--- TASK TO CARRY OUT ---
Gather all lines in the entries below that include the word "Tier".

Dataset records on visual material

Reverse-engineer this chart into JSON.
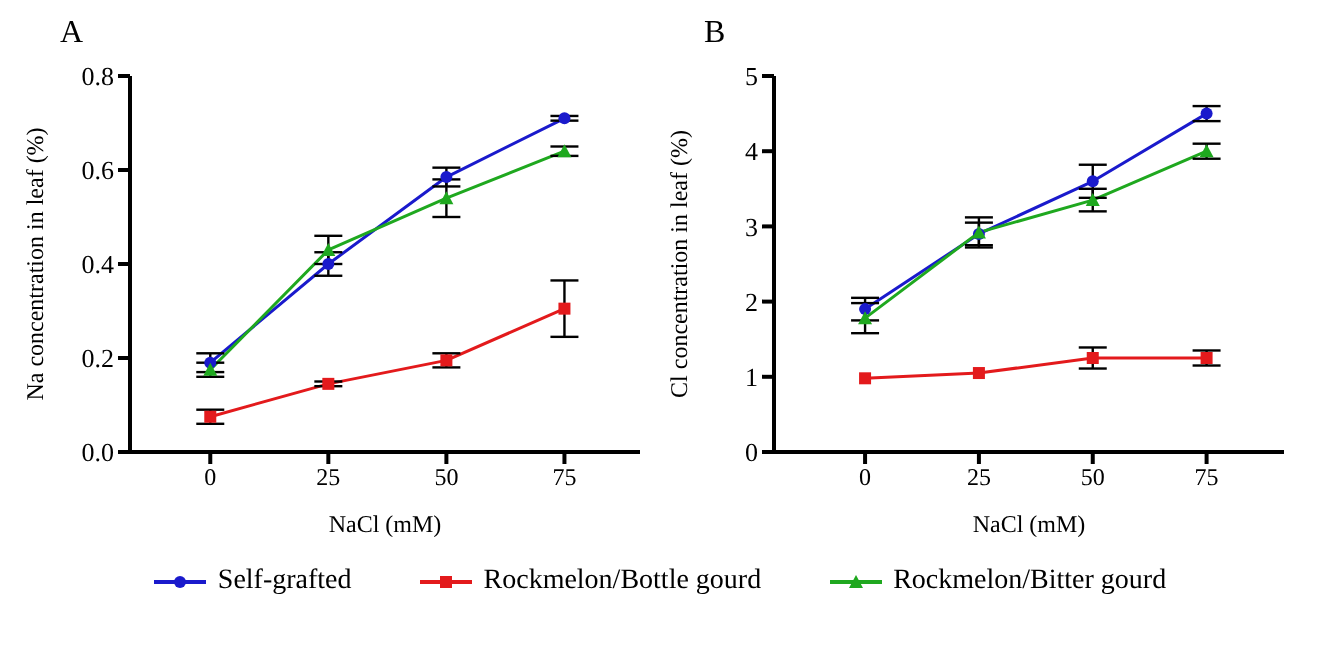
{
  "chart_data": [
    {
      "type": "line",
      "title": "A",
      "xlabel": "NaCl (mM)",
      "ylabel": "Na concentration in leaf (%)",
      "x": [
        0,
        25,
        50,
        75
      ],
      "xlim": [
        -17,
        91
      ],
      "xticks": [
        0,
        25,
        50,
        75
      ],
      "ylim": [
        0,
        0.8
      ],
      "yticks": [
        {
          "value": 0,
          "label": "0.0"
        },
        0.2,
        0.4,
        0.6,
        0.8
      ],
      "grid": false,
      "legend": "bottom",
      "series": [
        {
          "name": "Self-grafted",
          "color": "#1a1acc",
          "marker": "circle",
          "values": [
            0.19,
            0.4,
            0.585,
            0.71
          ],
          "errors": [
            0.02,
            0.025,
            0.02,
            0.005
          ]
        },
        {
          "name": "Rockmelon/Bottle gourd",
          "color": "#e31a1c",
          "marker": "square",
          "values": [
            0.075,
            0.145,
            0.195,
            0.305
          ],
          "errors": [
            0.015,
            0.005,
            0.015,
            0.06
          ]
        },
        {
          "name": "Rockmelon/Bitter gourd",
          "color": "#1fa81f",
          "marker": "triangle",
          "values": [
            0.175,
            0.43,
            0.54,
            0.64
          ],
          "errors": [
            0.015,
            0.03,
            0.04,
            0.01
          ]
        }
      ]
    },
    {
      "type": "line",
      "title": "B",
      "xlabel": "NaCl (mM)",
      "ylabel": "Cl concentration in leaf (%)",
      "x": [
        0,
        25,
        50,
        75
      ],
      "xlim": [
        -20,
        92
      ],
      "xticks": [
        0,
        25,
        50,
        75
      ],
      "ylim": [
        0,
        5
      ],
      "yticks": [
        0,
        1,
        2,
        3,
        4,
        5
      ],
      "grid": false,
      "series": [
        {
          "color": "#1a1acc",
          "marker": "circle",
          "values": [
            1.9,
            2.9,
            3.6,
            4.5
          ],
          "errors": [
            0.15,
            0.15,
            0.22,
            0.1
          ]
        },
        {
          "color": "#e31a1c",
          "marker": "square",
          "values": [
            0.98,
            1.05,
            1.25,
            1.25
          ],
          "errors": [
            null,
            null,
            0.14,
            0.1
          ]
        },
        {
          "color": "#1fa81f",
          "marker": "triangle",
          "values": [
            1.78,
            2.92,
            3.35,
            4.0
          ],
          "errors": [
            0.2,
            0.2,
            0.15,
            0.1
          ]
        }
      ]
    }
  ]
}
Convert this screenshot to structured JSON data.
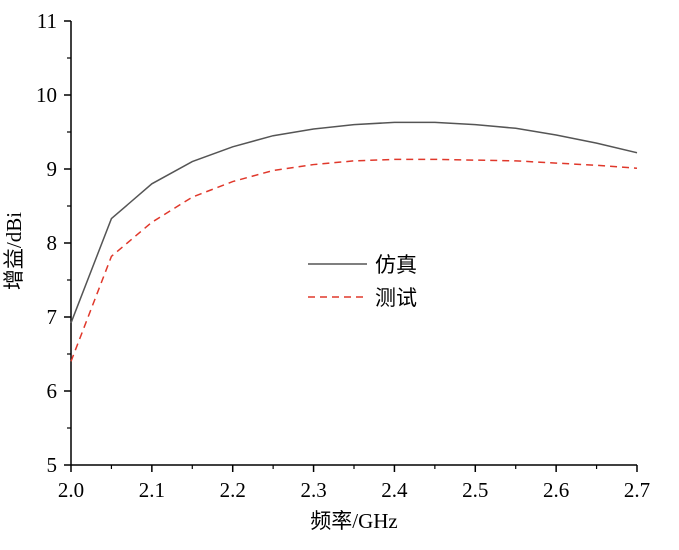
{
  "chart_data": {
    "type": "line",
    "xlabel": "频率/GHz",
    "ylabel": "增益/dBi",
    "xlim": [
      2.0,
      2.7
    ],
    "ylim": [
      5,
      11
    ],
    "xticks": [
      "2.0",
      "2.1",
      "2.2",
      "2.3",
      "2.4",
      "2.5",
      "2.6",
      "2.7"
    ],
    "yticks": [
      "5",
      "6",
      "7",
      "8",
      "9",
      "10",
      "11"
    ],
    "grid": false,
    "legend_position": "center",
    "x": [
      2.0,
      2.05,
      2.1,
      2.15,
      2.2,
      2.25,
      2.3,
      2.35,
      2.4,
      2.45,
      2.5,
      2.55,
      2.6,
      2.65,
      2.7
    ],
    "series": [
      {
        "name": "仿真",
        "color": "#555555",
        "style": "solid",
        "values": [
          6.92,
          8.33,
          8.8,
          9.1,
          9.3,
          9.45,
          9.54,
          9.6,
          9.63,
          9.63,
          9.6,
          9.55,
          9.46,
          9.35,
          9.22
        ]
      },
      {
        "name": "测试",
        "color": "#e0382b",
        "style": "dashed",
        "values": [
          6.4,
          7.82,
          8.28,
          8.62,
          8.83,
          8.98,
          9.06,
          9.11,
          9.13,
          9.13,
          9.12,
          9.11,
          9.08,
          9.05,
          9.01
        ]
      }
    ]
  }
}
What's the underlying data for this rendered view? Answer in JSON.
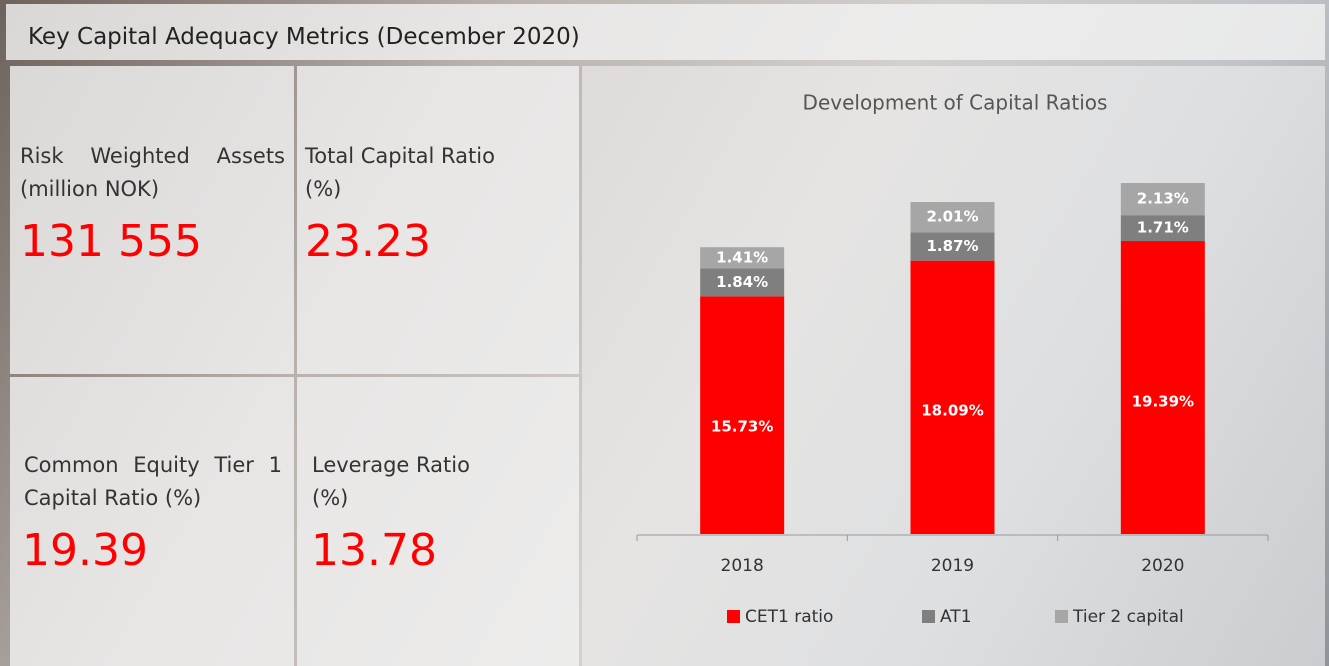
{
  "header": {
    "title": "Key Capital Adequacy Metrics (December 2020)"
  },
  "kpis": [
    {
      "label": "Risk Weighted Assets (million NOK)",
      "value": "131 555"
    },
    {
      "label": "Total Capital Ratio (%)",
      "value": "23.23"
    },
    {
      "label": "Common Equity Tier 1 Capital Ratio (%)",
      "value": "19.39"
    },
    {
      "label": "Leverage Ratio (%)",
      "value": "13.78"
    }
  ],
  "chart_data": {
    "type": "stacked-bar",
    "title": "Development of Capital Ratios",
    "categories": [
      "2018",
      "2019",
      "2020"
    ],
    "series": [
      {
        "name": "CET1 ratio",
        "color": "#ff0000",
        "values": [
          15.73,
          18.09,
          19.39
        ],
        "value_labels": [
          "15.73%",
          "18.09%",
          "19.39%"
        ]
      },
      {
        "name": "AT1",
        "color": "#7f7f7f",
        "values": [
          1.84,
          1.87,
          1.71
        ],
        "value_labels": [
          "1.84%",
          "1.87%",
          "1.71%"
        ]
      },
      {
        "name": "Tier 2 capital",
        "color": "#a6a6a6",
        "values": [
          1.41,
          2.01,
          2.13
        ],
        "value_labels": [
          "1.41%",
          "2.01%",
          "2.13%"
        ]
      }
    ],
    "legend": "bottom"
  }
}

--- TASK SOLUTION ---
      "label": "Common Equity Tier 1 Capital Ratio (%)",
        "name": "Tier 2 capital",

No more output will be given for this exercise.